[Records from a data collection]
--

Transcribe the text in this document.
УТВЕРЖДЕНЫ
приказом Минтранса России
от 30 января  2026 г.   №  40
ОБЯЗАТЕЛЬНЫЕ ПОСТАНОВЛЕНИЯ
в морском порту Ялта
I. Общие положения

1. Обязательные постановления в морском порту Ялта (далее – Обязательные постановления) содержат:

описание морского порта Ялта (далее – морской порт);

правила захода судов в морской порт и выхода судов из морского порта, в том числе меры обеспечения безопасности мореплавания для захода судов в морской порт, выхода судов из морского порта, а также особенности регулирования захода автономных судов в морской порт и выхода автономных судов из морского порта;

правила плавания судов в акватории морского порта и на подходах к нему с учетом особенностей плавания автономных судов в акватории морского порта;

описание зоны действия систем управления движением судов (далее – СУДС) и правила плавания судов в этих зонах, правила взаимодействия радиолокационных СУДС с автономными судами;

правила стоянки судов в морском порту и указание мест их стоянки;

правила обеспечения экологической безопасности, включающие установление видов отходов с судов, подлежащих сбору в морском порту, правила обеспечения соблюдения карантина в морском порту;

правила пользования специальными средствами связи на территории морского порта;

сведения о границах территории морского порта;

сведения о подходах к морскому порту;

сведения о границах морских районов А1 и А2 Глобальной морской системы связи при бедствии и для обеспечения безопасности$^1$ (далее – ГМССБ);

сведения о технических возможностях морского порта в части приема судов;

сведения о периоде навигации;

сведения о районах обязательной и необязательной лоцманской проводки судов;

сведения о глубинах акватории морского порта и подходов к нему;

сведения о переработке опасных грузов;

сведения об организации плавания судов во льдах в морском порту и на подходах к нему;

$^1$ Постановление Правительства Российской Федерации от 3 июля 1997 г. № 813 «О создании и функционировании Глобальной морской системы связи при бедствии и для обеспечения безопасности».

--

## THE EXERCISE
Work out the number of lines in this listing that include the word "подходах". Reply with that number only.

## RESULT
3